READING PASSAGE →
A Little Alchemy and a Lot of Heart

A Little Alchemy and a Lot of Heart

Oaktown Spice Shop Heats up Grand Lake Neighborhood

What does a one-time English teacher do upon moving to Oakland and finding a tough job market? Open a most charming spice shop with his fiancé, of course. John Beaver and Erica Perez opened Oaktown Spice Shop in December to fanfare from friends and neighbors. Now the fanfare is growing, and on weekends, you’ll likely be met with a line while trying to purchase your Tellicherry black peppercorns or Hungarian paprika.
Beaver worked in the spice industry for many years at a family-owned spice shop outside of Milwaukee where he’s originally from, so while he’s a newcomer to owning his own business, he’s no stranger to the spice world. This is apparent the moment you step into the shop.
From vintage scales and spice jars to antique maps they use to point out the region where your spices come from, it’s all part of the sensory experience, one that will captivate both the casual passerby and the avid spice shopper alike. This is a place you can walk into knowing exactly what you need or a place to visit when you have a little time to kill and a desire to learn something new.
“Our shop caters to the everyday cook as well as the gourmet,” Perez says. “The quality is high and people in this neighborhood appreciate that.” Much of that appreciation centers on Beaver’s tireless efforts to source the very finest spices from all over the world and his knack for handcrafting special blends you won’t find anywhere else. You may be familiar with blends like chili powder or curry powder, but how about mole poblano, a blend made with dried chiles that mimics a mole that’s been simmering on the stove all day? The true artistry is apparent here.

MATERIAL FOR THIS TASK →

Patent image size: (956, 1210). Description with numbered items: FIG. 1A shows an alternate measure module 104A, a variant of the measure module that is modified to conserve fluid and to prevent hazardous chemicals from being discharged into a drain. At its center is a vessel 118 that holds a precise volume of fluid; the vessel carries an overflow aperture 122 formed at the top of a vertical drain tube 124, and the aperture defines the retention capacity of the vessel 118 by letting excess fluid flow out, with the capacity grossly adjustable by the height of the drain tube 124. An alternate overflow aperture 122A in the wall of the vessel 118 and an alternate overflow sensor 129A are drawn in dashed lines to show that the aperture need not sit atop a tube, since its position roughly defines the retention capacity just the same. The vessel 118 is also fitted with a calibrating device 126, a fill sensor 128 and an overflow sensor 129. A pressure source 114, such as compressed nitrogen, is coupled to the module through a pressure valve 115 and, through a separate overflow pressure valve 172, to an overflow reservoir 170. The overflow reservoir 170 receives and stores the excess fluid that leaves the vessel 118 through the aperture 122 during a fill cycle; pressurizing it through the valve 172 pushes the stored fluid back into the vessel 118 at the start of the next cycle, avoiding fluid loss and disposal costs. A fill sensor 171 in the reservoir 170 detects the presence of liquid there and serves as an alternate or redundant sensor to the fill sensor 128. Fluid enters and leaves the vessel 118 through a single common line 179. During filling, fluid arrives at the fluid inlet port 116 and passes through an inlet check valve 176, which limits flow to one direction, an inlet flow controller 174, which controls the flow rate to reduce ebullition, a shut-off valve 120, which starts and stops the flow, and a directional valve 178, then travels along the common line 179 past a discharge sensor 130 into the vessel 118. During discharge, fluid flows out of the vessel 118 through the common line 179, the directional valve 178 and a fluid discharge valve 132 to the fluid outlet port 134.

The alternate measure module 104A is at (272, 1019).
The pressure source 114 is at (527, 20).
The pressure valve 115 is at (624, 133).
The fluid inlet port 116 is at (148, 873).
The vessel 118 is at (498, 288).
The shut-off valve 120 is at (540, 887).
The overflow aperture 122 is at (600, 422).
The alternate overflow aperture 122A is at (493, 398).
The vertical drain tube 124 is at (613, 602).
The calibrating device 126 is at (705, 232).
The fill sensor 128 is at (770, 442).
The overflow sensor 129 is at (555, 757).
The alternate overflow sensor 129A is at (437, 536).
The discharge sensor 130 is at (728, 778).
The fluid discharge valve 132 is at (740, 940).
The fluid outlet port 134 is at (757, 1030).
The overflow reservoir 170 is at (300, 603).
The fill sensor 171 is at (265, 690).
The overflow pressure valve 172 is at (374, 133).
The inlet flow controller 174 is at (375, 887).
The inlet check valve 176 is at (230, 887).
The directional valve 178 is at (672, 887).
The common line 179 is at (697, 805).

DIRECTIVES →
1. Turn the records, from their first line through the line containing "The alternate measure" (both included), into a numbered list without any blank lines.
2. Continue the article about the Oakland spice shop from where it stops.

ANSWERS TO THE PROBLEMS →
1.
1. Patent image size: (956, 1210). Description with numbered items: FIG. 1A shows an alternate measure module 104A, a variant of the measure module that is modified to conserve fluid and to prevent hazardous chemicals from being discharged into a drain. At its center is a vessel 118 that holds a precise volume of fluid; the vessel carries an overflow aperture 122 formed at the top of a vertical drain tube 124, and the aperture defines the retention capacity of the vessel 118 by letting excess fluid flow out, with the capacity grossly adjustable by the height of the drain tube 124. An alternate overflow aperture 122A in the wall of the vessel 118 and an alternate overflow sensor 129A are drawn in dashed lines to show that the aperture need not sit atop a tube, since its position roughly defines the retention capacity just the same. The vessel 118 is also fitted with a calibrating device 126, a fill sensor 128 and an overflow sensor 129. A pressure source 114, such as compressed nitrogen, is coupled to the module through a pressure valve 115 and, through a separate overflow pressure valve 172, to an overflow reservoir 170. The overflow reservoir 170 receives and stores the excess fluid that leaves the vessel 118 through the aperture 122 during a fill cycle; pressurizing it through the valve 172 pushes the stored fluid back into the vessel 118 at the start of the next cycle, avoiding fluid loss and disposal costs. A fill sensor 171 in the reservoir 170 detects the presence of liquid there and serves as an alternate or redundant sensor to the fill sensor 128. Fluid enters and leaves the vessel 118 through a single common line 179. During filling, fluid arrives at the fluid inlet port 116 and passes through an inlet check valve 176, which limits flow to one direction, an inlet flow controller 174, which controls the flow rate to reduce ebullition, a shut-off valve 120, which starts and stops the flow, and a directional valve 178, then travels along the common line 179 past a discharge sensor 130 into the vessel 118. During discharge, fluid flows out of the vessel 118 through the common line 179, the directional valve 178 and a fluid discharge valve 132 to the fluid outlet port 134.
2. The alternate measure module 104A is at (272, 1019).

2.
“When people are looking for, say, Thai curry — made with a lot of fresh ingredients like chiles and shallots — to make a blend, you’re going to need to find dry equivalents of those ingredients and come up with a new way of making it. It’s kind of a hybrid. You’re trying to achieve a flavor and a texture that simulates the original without it being truly traditional,” Beaver says. This is what’s so often lost in the neon-lit bulk    spice aisle at most larger grocery stores.
While the couple may flirt with the idea of other locations down the road, right now they’re settling in to their sweet lakeside storefront, and getting to know fellow business owners, neighbors and loyal returning customers.
“It’s nice to have the business in our community. We live in the neighborhood, so not only do I know the people that come in here, but I see my neighbors walking down the street,” Perez says with a smile. There’s great foot traffic, and being so close to the Saturday Grand Lake Farmers Market has attracted a loyal customer base of food-loving folks. And luckily, it only takes a quick stroll through the shop to be transported into another region of the world, another time and a slower more deliberate approach to cooking and spicing our food.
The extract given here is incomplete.